**SHORT PROBLEM**
Reproduce all of the listing below without alteration.

**MATERIAL**
[BEGIN]

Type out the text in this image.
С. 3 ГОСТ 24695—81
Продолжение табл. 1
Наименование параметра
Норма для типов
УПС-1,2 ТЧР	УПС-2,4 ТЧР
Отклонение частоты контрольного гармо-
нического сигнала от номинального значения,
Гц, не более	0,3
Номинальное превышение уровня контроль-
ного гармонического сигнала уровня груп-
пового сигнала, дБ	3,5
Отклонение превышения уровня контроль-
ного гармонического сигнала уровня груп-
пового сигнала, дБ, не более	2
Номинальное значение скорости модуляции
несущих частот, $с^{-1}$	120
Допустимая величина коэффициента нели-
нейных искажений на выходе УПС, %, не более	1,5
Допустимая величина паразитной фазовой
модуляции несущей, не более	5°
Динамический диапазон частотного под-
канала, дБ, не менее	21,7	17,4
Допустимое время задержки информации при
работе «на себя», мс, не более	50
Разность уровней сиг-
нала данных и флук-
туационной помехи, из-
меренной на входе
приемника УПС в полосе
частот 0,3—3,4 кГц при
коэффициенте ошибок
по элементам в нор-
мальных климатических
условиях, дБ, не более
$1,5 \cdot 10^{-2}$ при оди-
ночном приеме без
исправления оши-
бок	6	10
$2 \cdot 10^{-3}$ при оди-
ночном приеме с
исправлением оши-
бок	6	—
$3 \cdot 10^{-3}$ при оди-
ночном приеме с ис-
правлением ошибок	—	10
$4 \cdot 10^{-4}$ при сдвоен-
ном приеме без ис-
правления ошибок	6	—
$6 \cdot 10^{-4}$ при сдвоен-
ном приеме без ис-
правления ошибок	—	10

[END]

**RESULT**
Type out the text in this image.
С. 3 ГОСТ 24695—81
Продолжение табл. 1
Наименование параметра
Норма для типов
УПС-1,2 ТЧР	УПС-2,4 ТЧР
Отклонение частоты контрольного гармо-
нического сигнала от номинального значения,
Гц, не более	0,3
Номинальное превышение уровня контроль-
ного гармонического сигнала уровня груп-
пового сигнала, дБ	3,5
Отклонение превышения уровня контроль-
ного гармонического сигнала уровня груп-
пового сигнала, дБ, не более	2
Номинальное значение скорости модуляции
несущих частот, $с^{-1}$	120
Допустимая величина коэффициента нели-
нейных искажений на выходе УПС, %, не более	1,5
Допустимая величина паразитной фазовой
модуляции несущей, не более	5°
Динамический диапазон частотного под-
канала, дБ, не менее	21,7	17,4
Допустимое время задержки информации при
работе «на себя», мс, не более	50
Разность уровней сиг-
нала данных и флук-
туационной помехи, из-
меренной на входе
приемника УПС в полосе
частот 0,3—3,4 кГц при
коэффициенте ошибок
по элементам в нор-
мальных климатических
условиях, дБ, не более
$1,5 \cdot 10^{-2}$ при оди-
ночном приеме без
исправления оши-
бок	6	10
$2 \cdot 10^{-3}$ при оди-
ночном приеме с
исправлением оши-
бок	6	—
$3 \cdot 10^{-3}$ при оди-
ночном приеме с ис-
правлением ошибок	—	10
$4 \cdot 10^{-4}$ при сдвоен-
ном приеме без ис-
правления ошибок	6	—
$6 \cdot 10^{-4}$ при сдвоен-
ном приеме без ис-
правления ошибок	—	10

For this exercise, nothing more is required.